Records from a dataset
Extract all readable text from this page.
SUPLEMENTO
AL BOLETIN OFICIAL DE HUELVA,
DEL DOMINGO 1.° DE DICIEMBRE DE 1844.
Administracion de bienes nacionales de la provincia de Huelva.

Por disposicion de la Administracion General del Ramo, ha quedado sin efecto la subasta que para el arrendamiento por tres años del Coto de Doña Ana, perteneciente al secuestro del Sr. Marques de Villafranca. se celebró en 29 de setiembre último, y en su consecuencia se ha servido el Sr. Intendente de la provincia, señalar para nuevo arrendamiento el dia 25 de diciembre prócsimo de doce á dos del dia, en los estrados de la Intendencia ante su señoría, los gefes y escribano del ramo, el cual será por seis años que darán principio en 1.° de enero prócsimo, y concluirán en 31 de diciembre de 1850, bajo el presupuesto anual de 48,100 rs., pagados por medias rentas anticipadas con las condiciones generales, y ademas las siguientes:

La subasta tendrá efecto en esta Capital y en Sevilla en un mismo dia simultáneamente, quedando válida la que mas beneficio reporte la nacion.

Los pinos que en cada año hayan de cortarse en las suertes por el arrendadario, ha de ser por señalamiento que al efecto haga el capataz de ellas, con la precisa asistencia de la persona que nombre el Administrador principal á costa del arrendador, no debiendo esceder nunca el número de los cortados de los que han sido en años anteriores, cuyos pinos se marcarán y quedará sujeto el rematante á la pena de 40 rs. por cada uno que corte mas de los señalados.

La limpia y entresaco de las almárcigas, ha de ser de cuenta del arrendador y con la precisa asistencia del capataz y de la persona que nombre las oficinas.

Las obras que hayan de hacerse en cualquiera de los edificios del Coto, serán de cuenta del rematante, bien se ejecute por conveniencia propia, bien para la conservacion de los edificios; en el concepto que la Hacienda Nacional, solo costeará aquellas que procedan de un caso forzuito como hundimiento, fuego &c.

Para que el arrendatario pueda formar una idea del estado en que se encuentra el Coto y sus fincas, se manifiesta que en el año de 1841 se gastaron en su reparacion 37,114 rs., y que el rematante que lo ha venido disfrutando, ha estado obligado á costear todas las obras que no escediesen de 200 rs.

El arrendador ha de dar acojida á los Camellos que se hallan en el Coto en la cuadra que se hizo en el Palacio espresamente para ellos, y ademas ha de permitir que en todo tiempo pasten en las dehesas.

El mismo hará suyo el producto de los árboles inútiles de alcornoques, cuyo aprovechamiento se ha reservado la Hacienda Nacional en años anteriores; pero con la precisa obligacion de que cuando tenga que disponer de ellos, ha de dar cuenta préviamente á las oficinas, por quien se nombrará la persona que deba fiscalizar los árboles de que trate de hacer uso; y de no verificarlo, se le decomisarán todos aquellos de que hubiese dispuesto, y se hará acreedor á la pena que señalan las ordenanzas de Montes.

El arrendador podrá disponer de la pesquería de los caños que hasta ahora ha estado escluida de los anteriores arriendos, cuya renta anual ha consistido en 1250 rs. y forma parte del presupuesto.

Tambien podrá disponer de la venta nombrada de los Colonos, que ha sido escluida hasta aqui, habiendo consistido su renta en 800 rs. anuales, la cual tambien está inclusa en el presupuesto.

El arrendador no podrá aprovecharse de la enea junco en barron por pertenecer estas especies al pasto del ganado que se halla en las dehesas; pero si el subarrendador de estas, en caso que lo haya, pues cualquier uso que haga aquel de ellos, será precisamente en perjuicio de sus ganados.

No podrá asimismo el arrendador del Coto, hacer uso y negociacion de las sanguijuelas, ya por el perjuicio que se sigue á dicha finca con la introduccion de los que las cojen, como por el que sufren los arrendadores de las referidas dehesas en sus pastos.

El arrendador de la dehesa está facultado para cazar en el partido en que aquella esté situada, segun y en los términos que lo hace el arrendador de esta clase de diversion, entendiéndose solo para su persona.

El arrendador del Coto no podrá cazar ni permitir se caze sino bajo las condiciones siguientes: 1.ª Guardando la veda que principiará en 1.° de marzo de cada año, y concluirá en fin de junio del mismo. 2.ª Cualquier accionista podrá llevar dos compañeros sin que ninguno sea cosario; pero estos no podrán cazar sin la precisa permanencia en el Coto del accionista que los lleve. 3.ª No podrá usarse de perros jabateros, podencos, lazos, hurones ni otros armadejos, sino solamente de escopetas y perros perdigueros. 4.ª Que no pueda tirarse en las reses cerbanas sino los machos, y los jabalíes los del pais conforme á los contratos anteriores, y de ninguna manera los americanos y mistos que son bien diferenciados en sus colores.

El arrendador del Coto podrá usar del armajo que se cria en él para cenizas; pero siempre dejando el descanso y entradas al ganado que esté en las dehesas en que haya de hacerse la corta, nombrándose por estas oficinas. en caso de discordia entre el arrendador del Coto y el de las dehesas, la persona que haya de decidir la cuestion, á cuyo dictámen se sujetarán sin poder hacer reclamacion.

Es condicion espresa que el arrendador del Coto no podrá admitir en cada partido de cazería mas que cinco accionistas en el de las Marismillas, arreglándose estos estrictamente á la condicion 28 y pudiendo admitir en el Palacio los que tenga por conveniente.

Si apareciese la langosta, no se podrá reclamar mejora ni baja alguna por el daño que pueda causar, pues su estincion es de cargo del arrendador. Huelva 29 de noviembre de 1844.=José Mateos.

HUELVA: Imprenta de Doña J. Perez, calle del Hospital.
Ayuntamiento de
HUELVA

==

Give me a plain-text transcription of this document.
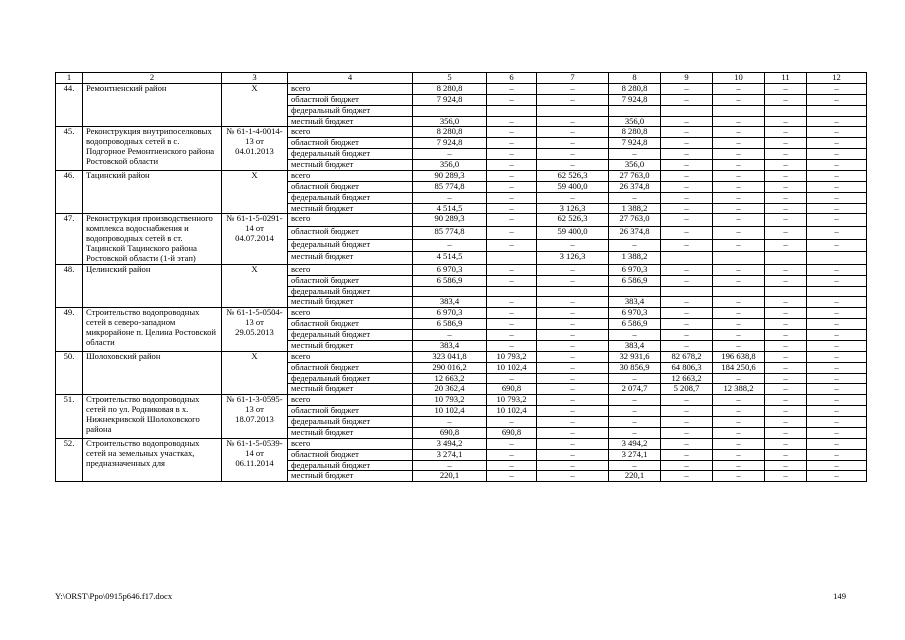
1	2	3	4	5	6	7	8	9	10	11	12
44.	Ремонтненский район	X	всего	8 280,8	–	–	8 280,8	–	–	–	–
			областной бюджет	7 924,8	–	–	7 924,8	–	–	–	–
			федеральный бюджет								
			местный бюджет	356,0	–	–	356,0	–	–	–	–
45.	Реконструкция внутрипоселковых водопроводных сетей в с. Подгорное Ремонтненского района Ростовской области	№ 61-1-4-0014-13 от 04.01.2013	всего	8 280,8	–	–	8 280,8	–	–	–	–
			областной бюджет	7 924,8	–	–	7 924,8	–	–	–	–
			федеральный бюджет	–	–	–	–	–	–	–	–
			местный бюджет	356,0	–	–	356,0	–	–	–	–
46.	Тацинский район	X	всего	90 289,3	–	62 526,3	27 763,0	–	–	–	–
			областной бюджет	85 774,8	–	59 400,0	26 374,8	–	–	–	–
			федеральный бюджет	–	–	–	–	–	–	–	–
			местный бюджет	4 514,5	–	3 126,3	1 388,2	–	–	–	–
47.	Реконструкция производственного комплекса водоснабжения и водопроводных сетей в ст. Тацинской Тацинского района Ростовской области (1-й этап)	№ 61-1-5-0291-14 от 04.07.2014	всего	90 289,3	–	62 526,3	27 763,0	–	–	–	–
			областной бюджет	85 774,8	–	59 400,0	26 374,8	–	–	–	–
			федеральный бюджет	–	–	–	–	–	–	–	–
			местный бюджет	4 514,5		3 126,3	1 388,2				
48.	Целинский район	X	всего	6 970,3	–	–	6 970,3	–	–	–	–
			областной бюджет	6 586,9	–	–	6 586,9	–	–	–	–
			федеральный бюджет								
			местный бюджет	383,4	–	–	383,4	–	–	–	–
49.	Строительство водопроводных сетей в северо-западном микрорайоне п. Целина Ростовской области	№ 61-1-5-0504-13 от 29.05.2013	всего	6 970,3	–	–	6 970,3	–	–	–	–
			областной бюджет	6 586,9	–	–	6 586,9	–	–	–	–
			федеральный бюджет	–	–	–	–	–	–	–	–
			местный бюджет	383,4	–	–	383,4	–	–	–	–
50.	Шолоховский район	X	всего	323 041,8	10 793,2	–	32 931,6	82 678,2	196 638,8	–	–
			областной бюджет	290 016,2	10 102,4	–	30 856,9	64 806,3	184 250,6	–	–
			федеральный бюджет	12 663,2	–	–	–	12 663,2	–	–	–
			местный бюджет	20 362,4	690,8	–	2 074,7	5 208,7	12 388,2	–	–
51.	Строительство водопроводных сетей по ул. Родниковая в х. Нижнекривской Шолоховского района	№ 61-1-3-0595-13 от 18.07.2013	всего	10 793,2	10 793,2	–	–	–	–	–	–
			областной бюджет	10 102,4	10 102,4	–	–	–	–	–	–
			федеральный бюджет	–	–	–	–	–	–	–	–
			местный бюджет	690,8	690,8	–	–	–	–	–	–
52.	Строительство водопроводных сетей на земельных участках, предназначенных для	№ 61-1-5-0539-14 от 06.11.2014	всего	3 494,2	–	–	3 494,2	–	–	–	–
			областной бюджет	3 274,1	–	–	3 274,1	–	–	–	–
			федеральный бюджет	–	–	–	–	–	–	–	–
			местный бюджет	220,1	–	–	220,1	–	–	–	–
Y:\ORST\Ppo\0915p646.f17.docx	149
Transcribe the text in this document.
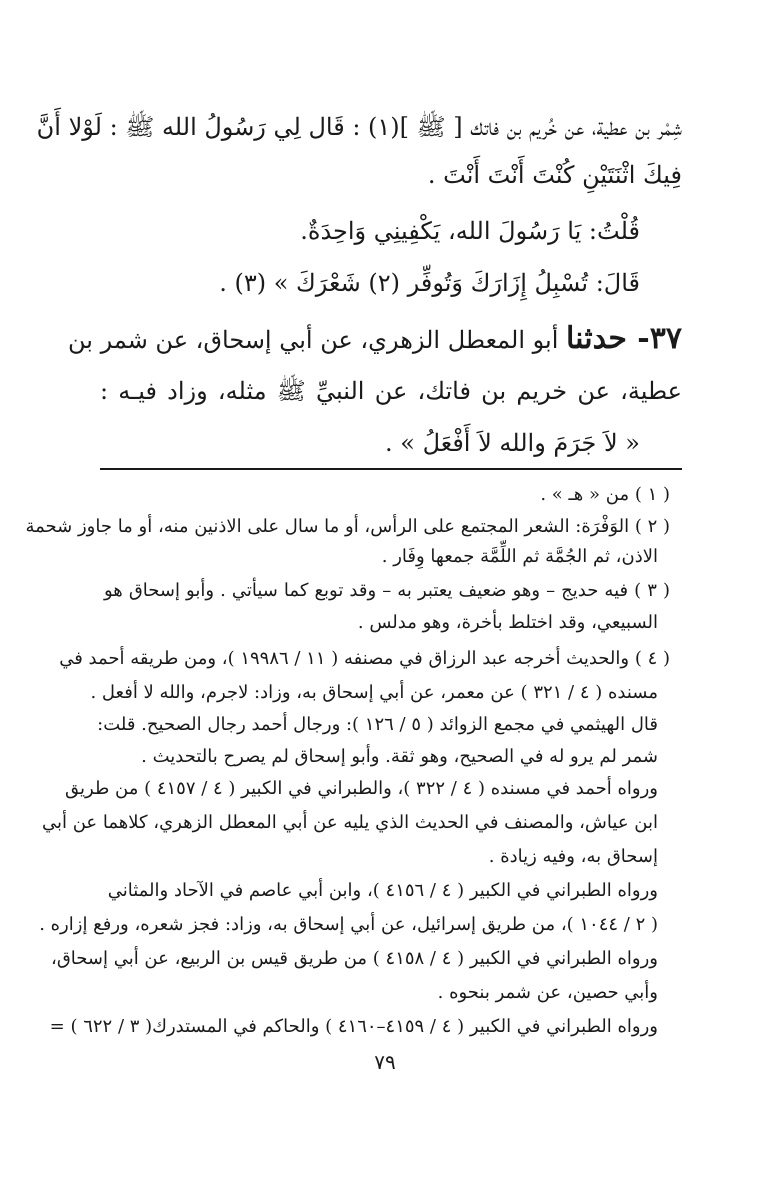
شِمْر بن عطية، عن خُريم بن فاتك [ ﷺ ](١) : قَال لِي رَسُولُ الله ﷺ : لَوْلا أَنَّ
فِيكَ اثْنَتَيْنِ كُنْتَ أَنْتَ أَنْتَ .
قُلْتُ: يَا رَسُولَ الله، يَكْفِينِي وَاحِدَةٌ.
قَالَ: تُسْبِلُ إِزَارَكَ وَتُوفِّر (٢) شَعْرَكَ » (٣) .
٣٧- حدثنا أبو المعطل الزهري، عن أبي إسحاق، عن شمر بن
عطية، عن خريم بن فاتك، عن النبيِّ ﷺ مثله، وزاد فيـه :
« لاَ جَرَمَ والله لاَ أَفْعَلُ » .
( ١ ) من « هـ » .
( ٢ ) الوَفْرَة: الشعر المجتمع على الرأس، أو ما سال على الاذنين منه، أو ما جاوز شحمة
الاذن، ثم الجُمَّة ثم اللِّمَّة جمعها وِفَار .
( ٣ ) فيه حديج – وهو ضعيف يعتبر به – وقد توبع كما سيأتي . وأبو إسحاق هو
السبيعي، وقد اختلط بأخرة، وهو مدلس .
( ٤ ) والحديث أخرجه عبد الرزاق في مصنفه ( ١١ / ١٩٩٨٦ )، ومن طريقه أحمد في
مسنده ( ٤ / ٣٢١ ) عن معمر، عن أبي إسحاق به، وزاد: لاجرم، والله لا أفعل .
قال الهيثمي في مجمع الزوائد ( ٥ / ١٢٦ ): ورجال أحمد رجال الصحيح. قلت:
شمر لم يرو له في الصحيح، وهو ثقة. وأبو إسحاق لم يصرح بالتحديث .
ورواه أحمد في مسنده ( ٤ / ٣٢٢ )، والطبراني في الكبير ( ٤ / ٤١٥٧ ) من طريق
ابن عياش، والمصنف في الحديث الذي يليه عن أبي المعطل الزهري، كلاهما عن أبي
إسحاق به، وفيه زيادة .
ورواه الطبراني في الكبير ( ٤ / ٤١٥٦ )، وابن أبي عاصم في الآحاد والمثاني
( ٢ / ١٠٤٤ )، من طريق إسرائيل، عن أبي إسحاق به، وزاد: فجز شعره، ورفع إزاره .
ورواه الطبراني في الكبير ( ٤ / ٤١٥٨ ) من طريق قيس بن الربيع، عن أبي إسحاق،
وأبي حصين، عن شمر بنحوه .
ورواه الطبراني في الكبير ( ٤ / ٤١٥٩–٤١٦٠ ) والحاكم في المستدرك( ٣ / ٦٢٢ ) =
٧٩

WHAT YOU SHOULD DO
State the number of lines holding the word "condiciones" in the listing. Add nothing else.

FINISHED ANSWER
2